_Problem description:_ Return each line that holds the word "degree".

Collection entries:

- - - - - - -

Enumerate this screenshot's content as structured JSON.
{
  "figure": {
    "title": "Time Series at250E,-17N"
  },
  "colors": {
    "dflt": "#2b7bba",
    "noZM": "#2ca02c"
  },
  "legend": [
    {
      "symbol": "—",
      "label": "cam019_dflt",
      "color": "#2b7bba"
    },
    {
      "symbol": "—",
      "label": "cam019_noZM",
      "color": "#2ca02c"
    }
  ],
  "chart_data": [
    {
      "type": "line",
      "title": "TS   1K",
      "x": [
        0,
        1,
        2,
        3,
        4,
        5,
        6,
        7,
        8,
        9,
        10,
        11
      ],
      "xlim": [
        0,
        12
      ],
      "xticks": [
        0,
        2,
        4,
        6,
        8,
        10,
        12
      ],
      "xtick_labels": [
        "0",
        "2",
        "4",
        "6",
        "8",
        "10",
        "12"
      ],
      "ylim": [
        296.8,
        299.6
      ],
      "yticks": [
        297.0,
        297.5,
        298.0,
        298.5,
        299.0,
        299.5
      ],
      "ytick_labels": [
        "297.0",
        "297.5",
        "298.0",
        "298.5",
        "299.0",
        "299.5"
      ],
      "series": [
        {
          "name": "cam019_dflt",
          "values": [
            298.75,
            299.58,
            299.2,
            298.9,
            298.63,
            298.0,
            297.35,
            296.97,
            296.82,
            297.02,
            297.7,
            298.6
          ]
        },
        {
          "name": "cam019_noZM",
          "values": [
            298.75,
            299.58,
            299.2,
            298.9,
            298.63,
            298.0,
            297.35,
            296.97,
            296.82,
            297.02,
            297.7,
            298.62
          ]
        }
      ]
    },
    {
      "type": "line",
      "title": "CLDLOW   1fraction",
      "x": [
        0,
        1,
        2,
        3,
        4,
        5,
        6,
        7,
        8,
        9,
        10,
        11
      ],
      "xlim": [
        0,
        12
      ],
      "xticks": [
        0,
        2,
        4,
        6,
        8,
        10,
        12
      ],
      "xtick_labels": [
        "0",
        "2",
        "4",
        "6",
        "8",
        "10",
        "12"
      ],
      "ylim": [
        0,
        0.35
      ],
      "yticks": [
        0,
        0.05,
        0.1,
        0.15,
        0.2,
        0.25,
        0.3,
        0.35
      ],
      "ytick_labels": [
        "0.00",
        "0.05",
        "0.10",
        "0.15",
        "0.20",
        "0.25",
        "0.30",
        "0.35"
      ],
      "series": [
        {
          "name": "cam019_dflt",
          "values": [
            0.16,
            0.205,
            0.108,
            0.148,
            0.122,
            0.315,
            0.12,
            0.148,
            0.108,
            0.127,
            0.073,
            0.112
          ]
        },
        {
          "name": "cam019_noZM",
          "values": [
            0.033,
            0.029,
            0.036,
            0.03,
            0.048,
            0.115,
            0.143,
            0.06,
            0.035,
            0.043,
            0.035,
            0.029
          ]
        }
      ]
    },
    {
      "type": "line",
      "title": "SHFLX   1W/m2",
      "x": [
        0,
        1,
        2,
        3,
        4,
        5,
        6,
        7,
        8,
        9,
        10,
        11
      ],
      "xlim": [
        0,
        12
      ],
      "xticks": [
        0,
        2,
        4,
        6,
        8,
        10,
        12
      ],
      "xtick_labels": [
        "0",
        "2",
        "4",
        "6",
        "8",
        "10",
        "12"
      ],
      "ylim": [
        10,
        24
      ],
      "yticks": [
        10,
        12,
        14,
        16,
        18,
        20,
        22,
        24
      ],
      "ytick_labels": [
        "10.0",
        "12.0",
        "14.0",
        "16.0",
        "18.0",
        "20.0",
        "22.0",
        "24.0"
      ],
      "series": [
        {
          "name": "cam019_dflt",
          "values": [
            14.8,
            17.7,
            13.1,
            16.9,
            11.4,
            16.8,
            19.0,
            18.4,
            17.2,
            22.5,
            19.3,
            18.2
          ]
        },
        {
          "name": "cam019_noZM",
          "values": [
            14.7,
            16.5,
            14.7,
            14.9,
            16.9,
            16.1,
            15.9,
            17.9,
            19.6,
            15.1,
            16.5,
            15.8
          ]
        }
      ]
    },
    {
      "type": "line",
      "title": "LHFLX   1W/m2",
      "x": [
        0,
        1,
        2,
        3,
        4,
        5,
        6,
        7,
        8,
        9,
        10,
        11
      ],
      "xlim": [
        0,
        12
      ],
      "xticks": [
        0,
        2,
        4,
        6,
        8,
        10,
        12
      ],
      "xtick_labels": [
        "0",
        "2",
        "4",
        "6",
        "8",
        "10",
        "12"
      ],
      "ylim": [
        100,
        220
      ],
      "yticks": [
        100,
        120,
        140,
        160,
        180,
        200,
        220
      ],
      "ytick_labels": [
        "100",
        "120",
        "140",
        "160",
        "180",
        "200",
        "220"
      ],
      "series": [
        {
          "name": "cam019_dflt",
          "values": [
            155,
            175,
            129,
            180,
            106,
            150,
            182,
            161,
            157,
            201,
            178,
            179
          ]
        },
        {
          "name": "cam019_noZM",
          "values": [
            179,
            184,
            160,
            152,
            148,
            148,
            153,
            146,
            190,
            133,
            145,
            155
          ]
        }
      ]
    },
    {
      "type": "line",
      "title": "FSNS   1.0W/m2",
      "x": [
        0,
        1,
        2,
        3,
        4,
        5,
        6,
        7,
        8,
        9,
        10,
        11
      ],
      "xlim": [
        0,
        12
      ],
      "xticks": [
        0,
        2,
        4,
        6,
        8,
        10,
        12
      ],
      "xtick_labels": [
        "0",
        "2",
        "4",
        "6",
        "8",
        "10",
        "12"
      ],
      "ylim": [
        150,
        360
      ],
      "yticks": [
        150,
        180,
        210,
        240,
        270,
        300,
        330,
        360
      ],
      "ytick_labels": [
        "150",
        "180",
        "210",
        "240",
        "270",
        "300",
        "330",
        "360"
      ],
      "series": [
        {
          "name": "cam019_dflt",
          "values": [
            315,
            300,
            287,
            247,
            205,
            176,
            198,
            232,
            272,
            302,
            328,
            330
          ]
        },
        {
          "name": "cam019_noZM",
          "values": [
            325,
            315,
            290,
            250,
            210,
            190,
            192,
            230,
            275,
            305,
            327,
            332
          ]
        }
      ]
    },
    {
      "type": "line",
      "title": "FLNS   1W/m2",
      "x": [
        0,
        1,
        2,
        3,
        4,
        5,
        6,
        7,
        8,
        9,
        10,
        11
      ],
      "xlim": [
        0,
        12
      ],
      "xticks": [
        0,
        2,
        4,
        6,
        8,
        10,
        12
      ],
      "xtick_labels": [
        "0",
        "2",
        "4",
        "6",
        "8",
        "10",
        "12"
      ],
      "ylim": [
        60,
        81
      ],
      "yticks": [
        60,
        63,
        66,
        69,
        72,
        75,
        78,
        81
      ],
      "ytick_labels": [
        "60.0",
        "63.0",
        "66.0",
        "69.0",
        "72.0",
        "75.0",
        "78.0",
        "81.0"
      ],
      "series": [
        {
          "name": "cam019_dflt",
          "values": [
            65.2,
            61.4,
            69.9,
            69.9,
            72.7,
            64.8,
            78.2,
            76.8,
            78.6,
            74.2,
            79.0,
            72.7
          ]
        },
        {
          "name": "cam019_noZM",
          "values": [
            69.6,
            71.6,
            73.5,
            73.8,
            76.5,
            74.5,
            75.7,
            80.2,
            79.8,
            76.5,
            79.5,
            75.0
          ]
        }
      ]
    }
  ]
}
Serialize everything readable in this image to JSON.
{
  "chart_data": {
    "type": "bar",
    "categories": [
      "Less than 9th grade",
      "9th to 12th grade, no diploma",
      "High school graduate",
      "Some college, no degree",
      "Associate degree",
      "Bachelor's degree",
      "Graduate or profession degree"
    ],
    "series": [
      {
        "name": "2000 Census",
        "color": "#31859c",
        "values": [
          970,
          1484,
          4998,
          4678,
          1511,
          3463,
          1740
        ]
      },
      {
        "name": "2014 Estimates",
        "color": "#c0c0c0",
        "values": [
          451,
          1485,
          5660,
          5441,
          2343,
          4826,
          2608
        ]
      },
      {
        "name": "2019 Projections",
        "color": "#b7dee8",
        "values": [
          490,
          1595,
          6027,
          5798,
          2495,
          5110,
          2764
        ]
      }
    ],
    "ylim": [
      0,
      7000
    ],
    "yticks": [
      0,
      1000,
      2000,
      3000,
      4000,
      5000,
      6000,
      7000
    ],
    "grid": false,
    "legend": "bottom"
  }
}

- - - - - - -

_Exercise output:_
      "Some college, no degree",
      "Associate degree",
      "Bachelor's degree",
      "Graduate or profession degree"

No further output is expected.